[Extracted data entries]

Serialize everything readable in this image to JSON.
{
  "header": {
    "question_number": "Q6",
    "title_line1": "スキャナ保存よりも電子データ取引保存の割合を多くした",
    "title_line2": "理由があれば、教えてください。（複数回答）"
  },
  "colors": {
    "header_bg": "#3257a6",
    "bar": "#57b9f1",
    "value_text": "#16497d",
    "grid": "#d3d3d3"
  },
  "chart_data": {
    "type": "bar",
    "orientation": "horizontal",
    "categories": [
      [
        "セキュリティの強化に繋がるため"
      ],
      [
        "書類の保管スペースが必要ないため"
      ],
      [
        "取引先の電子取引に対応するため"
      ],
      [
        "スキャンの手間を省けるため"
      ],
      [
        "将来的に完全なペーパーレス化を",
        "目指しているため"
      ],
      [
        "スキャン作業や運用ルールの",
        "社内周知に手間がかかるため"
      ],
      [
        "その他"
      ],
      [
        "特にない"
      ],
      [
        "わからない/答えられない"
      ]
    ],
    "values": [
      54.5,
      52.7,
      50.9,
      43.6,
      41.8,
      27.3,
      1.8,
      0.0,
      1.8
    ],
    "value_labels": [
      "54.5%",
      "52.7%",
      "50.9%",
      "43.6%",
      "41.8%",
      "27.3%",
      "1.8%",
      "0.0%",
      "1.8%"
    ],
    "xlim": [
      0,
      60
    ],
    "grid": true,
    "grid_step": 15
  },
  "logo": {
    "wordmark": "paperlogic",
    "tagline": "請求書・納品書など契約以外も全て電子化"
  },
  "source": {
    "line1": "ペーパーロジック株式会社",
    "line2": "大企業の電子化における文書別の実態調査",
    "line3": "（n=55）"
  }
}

CHALLENGE = Retype the material above, line by line, exactly.

ANSWER FOR THIS EXERCISE =
Serialize everything readable in this image to JSON.
{
  "header": {
    "question_number": "Q6",
    "title_line1": "スキャナ保存よりも電子データ取引保存の割合を多くした",
    "title_line2": "理由があれば、教えてください。（複数回答）"
  },
  "colors": {
    "header_bg": "#3257a6",
    "bar": "#57b9f1",
    "value_text": "#16497d",
    "grid": "#d3d3d3"
  },
  "chart_data": {
    "type": "bar",
    "orientation": "horizontal",
    "categories": [
      [
        "セキュリティの強化に繋がるため"
      ],
      [
        "書類の保管スペースが必要ないため"
      ],
      [
        "取引先の電子取引に対応するため"
      ],
      [
        "スキャンの手間を省けるため"
      ],
      [
        "将来的に完全なペーパーレス化を",
        "目指しているため"
      ],
      [
        "スキャン作業や運用ルールの",
        "社内周知に手間がかかるため"
      ],
      [
        "その他"
      ],
      [
        "特にない"
      ],
      [
        "わからない/答えられない"
      ]
    ],
    "values": [
      54.5,
      52.7,
      50.9,
      43.6,
      41.8,
      27.3,
      1.8,
      0.0,
      1.8
    ],
    "value_labels": [
      "54.5%",
      "52.7%",
      "50.9%",
      "43.6%",
      "41.8%",
      "27.3%",
      "1.8%",
      "0.0%",
      "1.8%"
    ],
    "xlim": [
      0,
      60
    ],
    "grid": true,
    "grid_step": 15
  },
  "logo": {
    "wordmark": "paperlogic",
    "tagline": "請求書・納品書など契約以外も全て電子化"
  },
  "source": {
    "line1": "ペーパーロジック株式会社",
    "line2": "大企業の電子化における文書別の実態調査",
    "line3": "（n=55）"
  }
}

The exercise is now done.